Structured figure records
******
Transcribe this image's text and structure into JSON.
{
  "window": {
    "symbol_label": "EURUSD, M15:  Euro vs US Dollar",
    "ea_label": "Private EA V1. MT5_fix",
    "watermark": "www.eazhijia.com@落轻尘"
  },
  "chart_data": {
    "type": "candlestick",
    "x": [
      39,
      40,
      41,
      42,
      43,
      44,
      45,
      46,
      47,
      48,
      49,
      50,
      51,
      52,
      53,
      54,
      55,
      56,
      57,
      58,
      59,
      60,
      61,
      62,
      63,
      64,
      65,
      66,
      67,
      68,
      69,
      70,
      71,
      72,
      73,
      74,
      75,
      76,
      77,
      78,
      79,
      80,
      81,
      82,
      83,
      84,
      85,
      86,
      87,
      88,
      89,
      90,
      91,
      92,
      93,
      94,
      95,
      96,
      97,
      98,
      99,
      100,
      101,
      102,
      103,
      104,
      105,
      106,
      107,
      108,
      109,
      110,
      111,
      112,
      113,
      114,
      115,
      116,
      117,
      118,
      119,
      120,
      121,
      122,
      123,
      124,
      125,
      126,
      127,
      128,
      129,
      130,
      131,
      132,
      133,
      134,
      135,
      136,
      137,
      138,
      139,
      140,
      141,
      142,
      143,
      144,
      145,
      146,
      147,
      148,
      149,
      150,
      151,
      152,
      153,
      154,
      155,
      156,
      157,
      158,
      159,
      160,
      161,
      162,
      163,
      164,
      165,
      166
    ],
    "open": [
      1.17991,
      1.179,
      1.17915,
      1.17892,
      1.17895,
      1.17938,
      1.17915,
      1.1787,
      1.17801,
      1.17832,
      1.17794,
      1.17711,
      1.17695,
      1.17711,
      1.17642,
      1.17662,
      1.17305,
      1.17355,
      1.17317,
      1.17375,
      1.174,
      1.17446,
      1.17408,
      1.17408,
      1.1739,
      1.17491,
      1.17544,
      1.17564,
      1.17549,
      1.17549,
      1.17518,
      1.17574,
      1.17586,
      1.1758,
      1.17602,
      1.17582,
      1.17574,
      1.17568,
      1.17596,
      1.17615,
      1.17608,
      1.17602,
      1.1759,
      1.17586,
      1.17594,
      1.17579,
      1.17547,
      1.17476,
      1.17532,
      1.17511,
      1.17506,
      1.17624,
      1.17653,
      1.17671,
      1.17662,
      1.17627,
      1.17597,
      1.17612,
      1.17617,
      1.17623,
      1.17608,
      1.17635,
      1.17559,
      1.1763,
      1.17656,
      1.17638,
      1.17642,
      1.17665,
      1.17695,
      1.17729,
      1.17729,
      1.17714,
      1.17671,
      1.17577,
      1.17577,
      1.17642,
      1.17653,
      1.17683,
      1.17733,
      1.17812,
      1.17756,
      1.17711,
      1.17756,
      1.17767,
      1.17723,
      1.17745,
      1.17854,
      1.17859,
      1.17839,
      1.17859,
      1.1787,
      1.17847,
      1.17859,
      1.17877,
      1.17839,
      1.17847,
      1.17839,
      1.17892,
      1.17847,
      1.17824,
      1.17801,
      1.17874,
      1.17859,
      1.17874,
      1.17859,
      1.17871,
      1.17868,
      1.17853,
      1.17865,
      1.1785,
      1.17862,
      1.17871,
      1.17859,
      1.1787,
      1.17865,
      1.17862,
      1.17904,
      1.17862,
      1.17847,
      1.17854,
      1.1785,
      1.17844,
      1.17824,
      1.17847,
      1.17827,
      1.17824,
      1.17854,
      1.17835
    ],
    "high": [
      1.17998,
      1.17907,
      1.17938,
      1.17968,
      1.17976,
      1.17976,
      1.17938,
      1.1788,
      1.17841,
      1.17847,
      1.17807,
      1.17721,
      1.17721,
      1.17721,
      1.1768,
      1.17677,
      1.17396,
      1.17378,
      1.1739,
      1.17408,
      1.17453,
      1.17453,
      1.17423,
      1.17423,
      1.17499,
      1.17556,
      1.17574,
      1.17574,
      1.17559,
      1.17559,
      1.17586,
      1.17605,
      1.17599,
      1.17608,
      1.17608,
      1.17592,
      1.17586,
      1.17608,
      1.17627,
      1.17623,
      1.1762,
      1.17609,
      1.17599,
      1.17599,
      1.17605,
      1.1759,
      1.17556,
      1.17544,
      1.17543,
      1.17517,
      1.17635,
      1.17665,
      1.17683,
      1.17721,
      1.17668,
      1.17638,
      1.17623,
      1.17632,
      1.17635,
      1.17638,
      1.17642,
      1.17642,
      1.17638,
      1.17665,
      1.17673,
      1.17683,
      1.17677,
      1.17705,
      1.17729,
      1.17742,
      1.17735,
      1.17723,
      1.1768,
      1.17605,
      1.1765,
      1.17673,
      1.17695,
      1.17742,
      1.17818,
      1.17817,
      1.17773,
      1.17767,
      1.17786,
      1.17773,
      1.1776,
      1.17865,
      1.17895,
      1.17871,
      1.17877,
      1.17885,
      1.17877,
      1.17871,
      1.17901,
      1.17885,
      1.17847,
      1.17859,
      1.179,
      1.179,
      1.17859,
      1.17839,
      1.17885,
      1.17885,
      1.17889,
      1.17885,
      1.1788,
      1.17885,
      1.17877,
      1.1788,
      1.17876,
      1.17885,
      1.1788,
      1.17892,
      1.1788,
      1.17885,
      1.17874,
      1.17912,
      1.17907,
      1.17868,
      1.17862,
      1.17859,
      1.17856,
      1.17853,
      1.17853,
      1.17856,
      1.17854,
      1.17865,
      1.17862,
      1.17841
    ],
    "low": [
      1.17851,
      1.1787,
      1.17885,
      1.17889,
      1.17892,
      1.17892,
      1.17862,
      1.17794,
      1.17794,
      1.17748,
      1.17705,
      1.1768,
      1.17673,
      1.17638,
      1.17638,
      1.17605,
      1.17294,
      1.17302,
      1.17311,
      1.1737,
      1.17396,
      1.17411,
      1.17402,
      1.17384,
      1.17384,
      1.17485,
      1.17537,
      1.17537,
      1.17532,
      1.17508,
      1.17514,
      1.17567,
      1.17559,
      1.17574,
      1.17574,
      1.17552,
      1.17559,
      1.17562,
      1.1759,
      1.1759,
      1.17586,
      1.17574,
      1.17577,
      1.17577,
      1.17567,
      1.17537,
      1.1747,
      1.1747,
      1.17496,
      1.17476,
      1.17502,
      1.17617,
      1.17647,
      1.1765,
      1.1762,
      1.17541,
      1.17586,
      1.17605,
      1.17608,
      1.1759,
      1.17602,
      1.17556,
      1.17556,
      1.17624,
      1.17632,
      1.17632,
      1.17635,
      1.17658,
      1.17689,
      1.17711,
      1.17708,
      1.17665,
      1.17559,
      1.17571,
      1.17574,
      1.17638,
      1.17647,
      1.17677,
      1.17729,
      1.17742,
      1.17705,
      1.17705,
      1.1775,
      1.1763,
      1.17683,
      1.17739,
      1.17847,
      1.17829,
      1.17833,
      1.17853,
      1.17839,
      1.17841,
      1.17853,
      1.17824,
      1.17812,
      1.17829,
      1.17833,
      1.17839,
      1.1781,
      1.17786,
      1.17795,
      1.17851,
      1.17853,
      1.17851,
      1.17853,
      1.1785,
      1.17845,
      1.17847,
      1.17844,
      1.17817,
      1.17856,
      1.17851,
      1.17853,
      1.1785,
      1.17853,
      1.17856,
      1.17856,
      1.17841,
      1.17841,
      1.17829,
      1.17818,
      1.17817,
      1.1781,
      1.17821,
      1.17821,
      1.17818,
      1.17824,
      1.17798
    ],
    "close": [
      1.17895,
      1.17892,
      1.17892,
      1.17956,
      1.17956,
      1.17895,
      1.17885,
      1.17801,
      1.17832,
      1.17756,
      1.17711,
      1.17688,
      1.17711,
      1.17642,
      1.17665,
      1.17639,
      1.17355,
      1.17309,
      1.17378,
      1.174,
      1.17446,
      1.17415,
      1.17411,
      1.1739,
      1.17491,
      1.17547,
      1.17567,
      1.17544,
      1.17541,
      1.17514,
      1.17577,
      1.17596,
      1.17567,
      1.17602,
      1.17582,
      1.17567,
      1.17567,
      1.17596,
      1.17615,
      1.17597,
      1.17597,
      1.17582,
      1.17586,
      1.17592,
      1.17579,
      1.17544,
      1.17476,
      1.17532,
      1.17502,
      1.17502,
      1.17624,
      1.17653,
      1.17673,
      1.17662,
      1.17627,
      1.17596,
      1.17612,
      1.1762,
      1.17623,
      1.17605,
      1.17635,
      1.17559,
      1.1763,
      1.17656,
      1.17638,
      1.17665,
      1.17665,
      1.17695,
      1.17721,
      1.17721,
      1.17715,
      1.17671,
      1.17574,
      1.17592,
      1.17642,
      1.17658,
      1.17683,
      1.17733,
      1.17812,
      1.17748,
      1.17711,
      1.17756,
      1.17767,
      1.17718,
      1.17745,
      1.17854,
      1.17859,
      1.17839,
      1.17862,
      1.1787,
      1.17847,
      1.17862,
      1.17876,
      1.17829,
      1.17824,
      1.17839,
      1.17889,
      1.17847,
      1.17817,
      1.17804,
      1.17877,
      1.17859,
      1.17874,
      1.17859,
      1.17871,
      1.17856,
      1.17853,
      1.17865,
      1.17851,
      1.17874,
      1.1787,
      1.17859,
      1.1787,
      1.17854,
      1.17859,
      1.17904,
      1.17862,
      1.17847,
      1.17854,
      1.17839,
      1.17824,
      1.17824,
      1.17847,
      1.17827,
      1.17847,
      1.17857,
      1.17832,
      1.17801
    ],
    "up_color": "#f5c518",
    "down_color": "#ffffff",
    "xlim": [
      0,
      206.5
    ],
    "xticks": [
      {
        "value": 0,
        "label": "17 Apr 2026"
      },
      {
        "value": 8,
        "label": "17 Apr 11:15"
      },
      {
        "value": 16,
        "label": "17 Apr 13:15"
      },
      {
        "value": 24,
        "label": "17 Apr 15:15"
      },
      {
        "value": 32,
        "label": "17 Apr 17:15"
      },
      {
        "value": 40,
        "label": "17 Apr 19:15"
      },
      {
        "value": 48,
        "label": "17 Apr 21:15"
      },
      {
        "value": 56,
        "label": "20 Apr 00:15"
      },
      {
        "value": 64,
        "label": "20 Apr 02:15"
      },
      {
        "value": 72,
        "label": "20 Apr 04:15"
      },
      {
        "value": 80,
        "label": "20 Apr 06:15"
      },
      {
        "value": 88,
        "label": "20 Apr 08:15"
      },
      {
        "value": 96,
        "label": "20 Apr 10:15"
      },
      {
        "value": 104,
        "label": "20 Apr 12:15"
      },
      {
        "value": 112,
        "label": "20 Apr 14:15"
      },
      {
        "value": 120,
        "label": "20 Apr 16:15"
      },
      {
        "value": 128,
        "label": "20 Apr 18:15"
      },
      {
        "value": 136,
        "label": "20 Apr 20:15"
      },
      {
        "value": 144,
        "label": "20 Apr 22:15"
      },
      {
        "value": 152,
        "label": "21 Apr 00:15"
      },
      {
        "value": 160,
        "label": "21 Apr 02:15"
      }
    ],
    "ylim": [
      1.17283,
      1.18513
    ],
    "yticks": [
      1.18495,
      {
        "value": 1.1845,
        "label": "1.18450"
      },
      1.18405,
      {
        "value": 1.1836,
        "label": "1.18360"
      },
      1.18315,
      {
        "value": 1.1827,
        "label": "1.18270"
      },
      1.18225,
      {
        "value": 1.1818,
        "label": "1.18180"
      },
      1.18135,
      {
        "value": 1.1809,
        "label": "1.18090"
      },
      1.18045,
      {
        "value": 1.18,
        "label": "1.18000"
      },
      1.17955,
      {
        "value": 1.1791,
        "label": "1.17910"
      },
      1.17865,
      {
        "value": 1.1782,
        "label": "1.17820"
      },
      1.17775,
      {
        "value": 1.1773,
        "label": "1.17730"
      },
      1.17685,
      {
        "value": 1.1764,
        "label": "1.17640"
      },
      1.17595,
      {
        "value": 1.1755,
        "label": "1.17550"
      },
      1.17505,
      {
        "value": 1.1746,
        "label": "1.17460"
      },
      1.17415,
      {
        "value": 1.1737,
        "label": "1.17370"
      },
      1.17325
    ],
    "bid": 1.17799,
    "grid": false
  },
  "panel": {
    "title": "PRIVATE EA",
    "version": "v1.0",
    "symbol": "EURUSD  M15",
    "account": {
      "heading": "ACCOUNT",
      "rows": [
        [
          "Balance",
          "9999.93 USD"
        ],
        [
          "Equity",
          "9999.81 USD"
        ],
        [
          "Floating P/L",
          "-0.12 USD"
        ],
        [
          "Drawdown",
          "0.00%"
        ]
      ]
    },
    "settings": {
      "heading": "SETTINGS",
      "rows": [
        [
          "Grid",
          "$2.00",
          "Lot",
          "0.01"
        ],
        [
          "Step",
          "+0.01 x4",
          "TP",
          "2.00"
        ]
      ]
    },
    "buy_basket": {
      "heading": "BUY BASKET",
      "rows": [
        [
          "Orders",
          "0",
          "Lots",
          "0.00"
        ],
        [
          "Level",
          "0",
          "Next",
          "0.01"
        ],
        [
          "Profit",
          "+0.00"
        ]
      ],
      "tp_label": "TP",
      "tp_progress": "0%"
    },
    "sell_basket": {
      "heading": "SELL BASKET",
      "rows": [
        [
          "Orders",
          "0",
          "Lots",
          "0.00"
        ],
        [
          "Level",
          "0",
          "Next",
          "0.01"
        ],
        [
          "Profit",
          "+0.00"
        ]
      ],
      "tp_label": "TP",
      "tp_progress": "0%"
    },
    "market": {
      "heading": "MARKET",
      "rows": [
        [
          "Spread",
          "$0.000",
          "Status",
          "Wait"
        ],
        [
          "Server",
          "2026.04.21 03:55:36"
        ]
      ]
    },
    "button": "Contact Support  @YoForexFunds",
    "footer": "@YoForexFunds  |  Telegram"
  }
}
******
EXERCISE TASK: Give the number of lines in the entries above that include the string "heading". No other output is expected.

WRITTEN SOLUTION: 5